<<<<

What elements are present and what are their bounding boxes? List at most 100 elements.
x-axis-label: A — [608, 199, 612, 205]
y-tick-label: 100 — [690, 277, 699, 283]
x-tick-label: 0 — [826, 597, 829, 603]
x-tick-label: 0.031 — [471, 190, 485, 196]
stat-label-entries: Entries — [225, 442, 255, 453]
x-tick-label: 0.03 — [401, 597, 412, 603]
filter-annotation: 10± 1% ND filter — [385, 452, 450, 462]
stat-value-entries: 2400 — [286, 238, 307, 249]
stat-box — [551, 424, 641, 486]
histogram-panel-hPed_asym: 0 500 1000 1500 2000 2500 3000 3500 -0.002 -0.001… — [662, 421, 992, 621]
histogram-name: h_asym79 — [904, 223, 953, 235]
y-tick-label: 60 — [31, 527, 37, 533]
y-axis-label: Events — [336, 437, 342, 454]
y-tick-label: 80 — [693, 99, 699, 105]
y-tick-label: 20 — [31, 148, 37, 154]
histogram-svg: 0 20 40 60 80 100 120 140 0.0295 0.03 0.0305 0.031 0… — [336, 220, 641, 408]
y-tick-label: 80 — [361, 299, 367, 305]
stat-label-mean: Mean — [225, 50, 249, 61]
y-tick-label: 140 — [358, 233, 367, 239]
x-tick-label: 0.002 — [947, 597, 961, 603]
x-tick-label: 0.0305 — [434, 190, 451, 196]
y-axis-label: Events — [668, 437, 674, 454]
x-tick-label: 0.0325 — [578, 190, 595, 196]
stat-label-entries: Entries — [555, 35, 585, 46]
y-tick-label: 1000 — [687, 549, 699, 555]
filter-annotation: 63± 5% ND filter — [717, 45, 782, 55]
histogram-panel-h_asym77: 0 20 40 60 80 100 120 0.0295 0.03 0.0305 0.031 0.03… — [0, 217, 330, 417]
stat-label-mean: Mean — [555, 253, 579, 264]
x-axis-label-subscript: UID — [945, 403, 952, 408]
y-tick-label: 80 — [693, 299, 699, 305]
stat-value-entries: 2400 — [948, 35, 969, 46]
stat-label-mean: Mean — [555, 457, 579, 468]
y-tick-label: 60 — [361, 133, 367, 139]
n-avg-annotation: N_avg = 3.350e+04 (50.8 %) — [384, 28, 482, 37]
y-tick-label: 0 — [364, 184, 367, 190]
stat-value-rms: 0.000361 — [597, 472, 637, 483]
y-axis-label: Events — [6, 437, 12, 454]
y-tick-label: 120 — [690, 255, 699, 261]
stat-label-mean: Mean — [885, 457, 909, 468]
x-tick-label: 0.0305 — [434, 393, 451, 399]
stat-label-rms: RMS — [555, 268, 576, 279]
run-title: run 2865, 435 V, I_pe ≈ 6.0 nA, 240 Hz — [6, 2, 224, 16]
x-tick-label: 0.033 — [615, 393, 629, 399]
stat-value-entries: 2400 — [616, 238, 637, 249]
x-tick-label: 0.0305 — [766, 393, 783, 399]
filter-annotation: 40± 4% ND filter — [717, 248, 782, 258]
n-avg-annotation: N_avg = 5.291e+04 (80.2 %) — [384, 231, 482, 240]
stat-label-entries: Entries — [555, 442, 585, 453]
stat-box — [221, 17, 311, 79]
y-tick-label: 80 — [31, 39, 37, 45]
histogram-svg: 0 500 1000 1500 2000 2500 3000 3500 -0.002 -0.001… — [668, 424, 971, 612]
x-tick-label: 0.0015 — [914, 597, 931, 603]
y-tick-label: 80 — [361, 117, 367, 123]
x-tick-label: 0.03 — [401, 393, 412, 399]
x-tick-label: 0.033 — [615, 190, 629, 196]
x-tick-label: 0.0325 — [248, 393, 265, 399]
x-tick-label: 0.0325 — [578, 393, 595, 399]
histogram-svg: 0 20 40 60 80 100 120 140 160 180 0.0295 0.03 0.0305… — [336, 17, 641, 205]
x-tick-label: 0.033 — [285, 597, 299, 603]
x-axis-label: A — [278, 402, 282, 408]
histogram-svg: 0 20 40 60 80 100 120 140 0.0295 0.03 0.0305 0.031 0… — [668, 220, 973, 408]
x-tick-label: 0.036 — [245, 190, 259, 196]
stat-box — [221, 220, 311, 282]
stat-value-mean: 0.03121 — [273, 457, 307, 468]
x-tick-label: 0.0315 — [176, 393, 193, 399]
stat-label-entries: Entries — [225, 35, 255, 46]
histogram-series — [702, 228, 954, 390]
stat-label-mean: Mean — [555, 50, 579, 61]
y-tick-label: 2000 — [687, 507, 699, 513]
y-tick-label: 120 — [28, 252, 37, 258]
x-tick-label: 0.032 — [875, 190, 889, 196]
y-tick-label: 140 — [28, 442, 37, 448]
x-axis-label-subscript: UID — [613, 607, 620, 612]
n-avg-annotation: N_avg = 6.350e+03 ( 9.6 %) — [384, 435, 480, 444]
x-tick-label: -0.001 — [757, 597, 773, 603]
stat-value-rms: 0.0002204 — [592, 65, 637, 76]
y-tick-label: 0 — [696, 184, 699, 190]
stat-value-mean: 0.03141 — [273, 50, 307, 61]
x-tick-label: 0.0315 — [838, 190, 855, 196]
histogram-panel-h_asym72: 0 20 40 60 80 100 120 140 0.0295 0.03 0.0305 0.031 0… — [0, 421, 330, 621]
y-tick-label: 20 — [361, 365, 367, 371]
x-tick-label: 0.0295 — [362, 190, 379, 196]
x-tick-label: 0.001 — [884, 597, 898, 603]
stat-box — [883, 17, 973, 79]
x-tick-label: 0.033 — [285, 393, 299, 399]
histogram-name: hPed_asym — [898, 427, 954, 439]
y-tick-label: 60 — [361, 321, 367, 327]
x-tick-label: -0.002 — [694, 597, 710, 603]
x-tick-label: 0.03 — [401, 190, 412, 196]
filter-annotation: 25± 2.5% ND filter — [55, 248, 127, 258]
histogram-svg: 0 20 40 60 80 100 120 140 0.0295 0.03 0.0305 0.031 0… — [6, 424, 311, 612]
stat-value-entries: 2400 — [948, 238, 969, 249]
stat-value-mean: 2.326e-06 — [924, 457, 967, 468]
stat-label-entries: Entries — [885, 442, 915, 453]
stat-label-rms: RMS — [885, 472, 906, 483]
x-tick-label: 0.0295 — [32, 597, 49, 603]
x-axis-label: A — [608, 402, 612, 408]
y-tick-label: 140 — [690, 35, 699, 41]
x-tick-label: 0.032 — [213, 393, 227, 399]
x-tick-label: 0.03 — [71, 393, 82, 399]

>>>>

Repeat every entry above verbatim, keeping each line in its original order.

What elements are present and what are their bounding boxes? List at most 100 elements.
x-axis-label: A — [608, 199, 612, 205]
y-tick-label: 100 — [690, 277, 699, 283]
x-tick-label: 0 — [826, 597, 829, 603]
x-tick-label: 0.031 — [471, 190, 485, 196]
stat-label-entries: Entries — [225, 442, 255, 453]
x-tick-label: 0.03 — [401, 597, 412, 603]
filter-annotation: 10± 1% ND filter — [385, 452, 450, 462]
stat-value-entries: 2400 — [286, 238, 307, 249]
stat-box — [551, 424, 641, 486]
histogram-panel-hPed_asym: 0 500 1000 1500 2000 2500 3000 3500 -0.002 -0.001… — [662, 421, 992, 621]
histogram-name: h_asym79 — [904, 223, 953, 235]
y-tick-label: 60 — [31, 527, 37, 533]
y-axis-label: Events — [336, 437, 342, 454]
y-tick-label: 80 — [693, 99, 699, 105]
y-tick-label: 20 — [31, 148, 37, 154]
histogram-svg: 0 20 40 60 80 100 120 140 0.0295 0.03 0.0305 0.031 0… — [336, 220, 641, 408]
y-tick-label: 80 — [361, 299, 367, 305]
stat-label-mean: Mean — [225, 50, 249, 61]
y-tick-label: 140 — [358, 233, 367, 239]
x-tick-label: 0.002 — [947, 597, 961, 603]
x-tick-label: 0.0305 — [434, 190, 451, 196]
y-axis-label: Events — [668, 437, 674, 454]
x-tick-label: 0.0325 — [578, 190, 595, 196]
stat-label-entries: Entries — [555, 35, 585, 46]
y-tick-label: 1000 — [687, 549, 699, 555]
filter-annotation: 63± 5% ND filter — [717, 45, 782, 55]
histogram-panel-h_asym77: 0 20 40 60 80 100 120 0.0295 0.03 0.0305 0.031 0.03… — [0, 217, 330, 417]
stat-label-mean: Mean — [555, 253, 579, 264]
x-axis-label-subscript: UID — [945, 403, 952, 408]
y-tick-label: 80 — [693, 299, 699, 305]
stat-value-entries: 2400 — [948, 35, 969, 46]
stat-label-mean: Mean — [555, 457, 579, 468]
y-tick-label: 60 — [361, 133, 367, 139]
n-avg-annotation: N_avg = 3.350e+04 (50.8 %) — [384, 28, 482, 37]
y-tick-label: 0 — [364, 184, 367, 190]
stat-value-rms: 0.000361 — [597, 472, 637, 483]
y-axis-label: Events — [6, 437, 12, 454]
y-tick-label: 120 — [690, 255, 699, 261]
stat-label-mean: Mean — [885, 457, 909, 468]
x-tick-label: 0.0305 — [434, 393, 451, 399]
stat-label-rms: RMS — [555, 268, 576, 279]
run-title: run 2865, 435 V, I_pe ≈ 6.0 nA, 240 Hz — [6, 2, 224, 16]
x-tick-label: 0.033 — [615, 393, 629, 399]
stat-value-entries: 2400 — [616, 238, 637, 249]
x-tick-label: 0.0305 — [766, 393, 783, 399]
filter-annotation: 40± 4% ND filter — [717, 248, 782, 258]
n-avg-annotation: N_avg = 5.291e+04 (80.2 %) — [384, 231, 482, 240]
stat-label-entries: Entries — [555, 442, 585, 453]
stat-box — [221, 17, 311, 79]
y-tick-label: 80 — [31, 39, 37, 45]
histogram-svg: 0 500 1000 1500 2000 2500 3000 3500 -0.002 -0.001… — [668, 424, 971, 612]
x-tick-label: 0.0015 — [914, 597, 931, 603]
y-tick-label: 80 — [361, 117, 367, 123]
x-tick-label: 0.03 — [401, 393, 412, 399]
x-tick-label: 0.033 — [615, 190, 629, 196]
x-tick-label: 0.0325 — [248, 393, 265, 399]
x-tick-label: 0.0325 — [578, 393, 595, 399]
histogram-svg: 0 20 40 60 80 100 120 140 160 180 0.0295 0.03 0.0305… — [336, 17, 641, 205]
x-tick-label: 0.033 — [285, 597, 299, 603]
x-axis-label: A — [278, 402, 282, 408]
histogram-svg: 0 20 40 60 80 100 120 140 0.0295 0.03 0.0305 0.031 0… — [668, 220, 973, 408]
x-tick-label: 0.036 — [245, 190, 259, 196]
stat-box — [221, 220, 311, 282]
stat-value-mean: 0.03121 — [273, 457, 307, 468]
x-tick-label: 0.0315 — [176, 393, 193, 399]
stat-label-entries: Entries — [225, 35, 255, 46]
histogram-series — [702, 228, 954, 390]
stat-label-mean: Mean — [555, 50, 579, 61]
y-tick-label: 2000 — [687, 507, 699, 513]
y-tick-label: 120 — [28, 252, 37, 258]
x-tick-label: 0.032 — [875, 190, 889, 196]
y-tick-label: 140 — [28, 442, 37, 448]
x-axis-label-subscript: UID — [613, 607, 620, 612]
n-avg-annotation: N_avg = 6.350e+03 ( 9.6 %) — [384, 435, 480, 444]
x-tick-label: -0.001 — [757, 597, 773, 603]
stat-value-rms: 0.0002204 — [592, 65, 637, 76]
y-tick-label: 0 — [696, 184, 699, 190]
stat-value-mean: 0.03141 — [273, 50, 307, 61]
x-tick-label: 0.0315 — [838, 190, 855, 196]
histogram-panel-h_asym72: 0 20 40 60 80 100 120 140 0.0295 0.03 0.0305 0.031 0… — [0, 421, 330, 621]
y-tick-label: 20 — [361, 365, 367, 371]
x-tick-label: 0.0295 — [362, 190, 379, 196]
x-tick-label: 0.001 — [884, 597, 898, 603]
stat-box — [883, 17, 973, 79]
x-tick-label: 0.033 — [285, 393, 299, 399]
histogram-name: hPed_asym — [898, 427, 954, 439]
y-tick-label: 60 — [361, 321, 367, 327]
x-tick-label: -0.002 — [694, 597, 710, 603]
x-tick-label: 0.03 — [401, 190, 412, 196]
filter-annotation: 25± 2.5% ND filter — [55, 248, 127, 258]
histogram-svg: 0 20 40 60 80 100 120 140 0.0295 0.03 0.0305 0.031 0… — [6, 424, 311, 612]
stat-value-entries: 2400 — [948, 238, 969, 249]
stat-value-mean: 2.326e-06 — [924, 457, 967, 468]
stat-label-entries: Entries — [885, 442, 915, 453]
stat-label-rms: RMS — [885, 472, 906, 483]
x-tick-label: 0.0295 — [32, 597, 49, 603]
x-axis-label: A — [608, 402, 612, 408]
y-tick-label: 140 — [690, 35, 699, 41]
x-tick-label: 0.032 — [213, 393, 227, 399]
x-tick-label: 0.03 — [71, 393, 82, 399]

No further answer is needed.